#### DATASET CONTENT

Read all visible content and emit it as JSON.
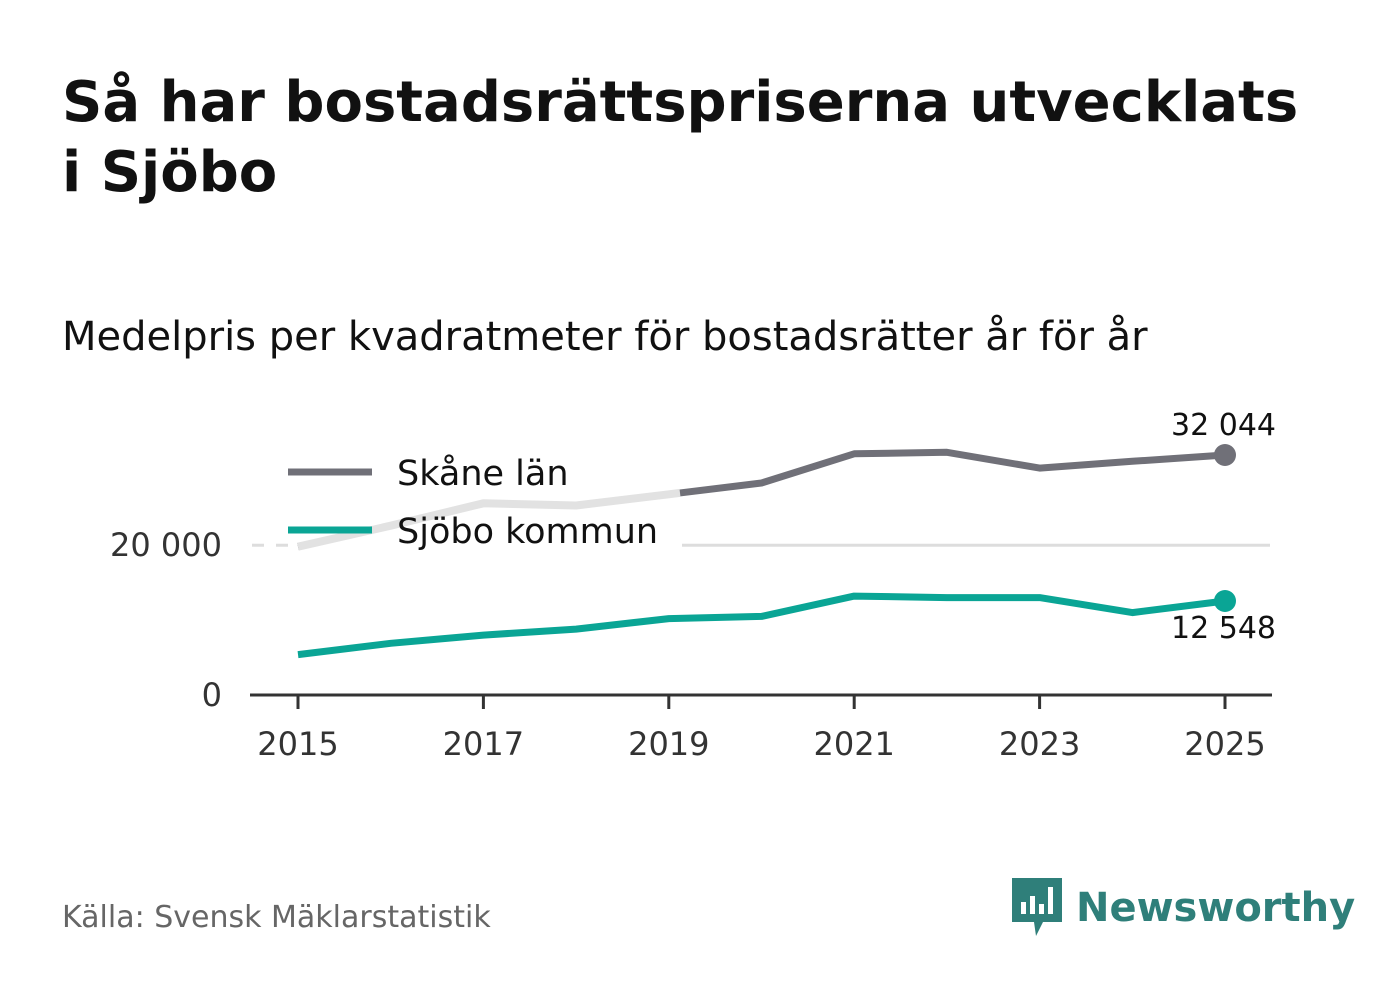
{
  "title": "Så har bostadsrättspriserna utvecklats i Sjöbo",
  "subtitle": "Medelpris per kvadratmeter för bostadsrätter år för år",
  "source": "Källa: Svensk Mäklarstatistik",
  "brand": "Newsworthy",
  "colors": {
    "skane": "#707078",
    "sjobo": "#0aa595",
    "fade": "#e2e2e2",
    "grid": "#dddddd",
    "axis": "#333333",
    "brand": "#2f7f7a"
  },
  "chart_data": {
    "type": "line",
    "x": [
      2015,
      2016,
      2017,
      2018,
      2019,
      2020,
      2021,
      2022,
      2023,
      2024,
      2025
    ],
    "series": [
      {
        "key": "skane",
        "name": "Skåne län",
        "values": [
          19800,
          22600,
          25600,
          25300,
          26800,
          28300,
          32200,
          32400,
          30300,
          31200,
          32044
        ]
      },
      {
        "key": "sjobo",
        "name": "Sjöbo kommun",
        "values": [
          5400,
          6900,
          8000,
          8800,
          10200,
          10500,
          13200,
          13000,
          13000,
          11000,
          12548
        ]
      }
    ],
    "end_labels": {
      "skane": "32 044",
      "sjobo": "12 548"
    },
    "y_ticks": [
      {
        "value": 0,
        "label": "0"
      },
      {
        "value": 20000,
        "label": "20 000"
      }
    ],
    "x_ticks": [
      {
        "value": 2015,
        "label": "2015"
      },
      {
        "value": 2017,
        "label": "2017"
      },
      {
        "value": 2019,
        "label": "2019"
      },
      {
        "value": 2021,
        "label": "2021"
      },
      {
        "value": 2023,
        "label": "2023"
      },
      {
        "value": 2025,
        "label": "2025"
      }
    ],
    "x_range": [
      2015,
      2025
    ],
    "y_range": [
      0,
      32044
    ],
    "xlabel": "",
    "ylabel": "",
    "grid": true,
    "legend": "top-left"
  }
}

########

What is needed is an exact reproduction of the data, pictures excluded.

Read all visible content and emit it as JSON.
{
  "title": "Så har bostadsrättspriserna utvecklats i Sjöbo",
  "subtitle": "Medelpris per kvadratmeter för bostadsrätter år för år",
  "source": "Källa: Svensk Mäklarstatistik",
  "brand": "Newsworthy",
  "colors": {
    "skane": "#707078",
    "sjobo": "#0aa595",
    "fade": "#e2e2e2",
    "grid": "#dddddd",
    "axis": "#333333",
    "brand": "#2f7f7a"
  },
  "chart_data": {
    "type": "line",
    "x": [
      2015,
      2016,
      2017,
      2018,
      2019,
      2020,
      2021,
      2022,
      2023,
      2024,
      2025
    ],
    "series": [
      {
        "key": "skane",
        "name": "Skåne län",
        "values": [
          19800,
          22600,
          25600,
          25300,
          26800,
          28300,
          32200,
          32400,
          30300,
          31200,
          32044
        ]
      },
      {
        "key": "sjobo",
        "name": "Sjöbo kommun",
        "values": [
          5400,
          6900,
          8000,
          8800,
          10200,
          10500,
          13200,
          13000,
          13000,
          11000,
          12548
        ]
      }
    ],
    "end_labels": {
      "skane": "32 044",
      "sjobo": "12 548"
    },
    "y_ticks": [
      {
        "value": 0,
        "label": "0"
      },
      {
        "value": 20000,
        "label": "20 000"
      }
    ],
    "x_ticks": [
      {
        "value": 2015,
        "label": "2015"
      },
      {
        "value": 2017,
        "label": "2017"
      },
      {
        "value": 2019,
        "label": "2019"
      },
      {
        "value": 2021,
        "label": "2021"
      },
      {
        "value": 2023,
        "label": "2023"
      },
      {
        "value": 2025,
        "label": "2025"
      }
    ],
    "x_range": [
      2015,
      2025
    ],
    "y_range": [
      0,
      32044
    ],
    "xlabel": "",
    "ylabel": "",
    "grid": true,
    "legend": "top-left"
  }
}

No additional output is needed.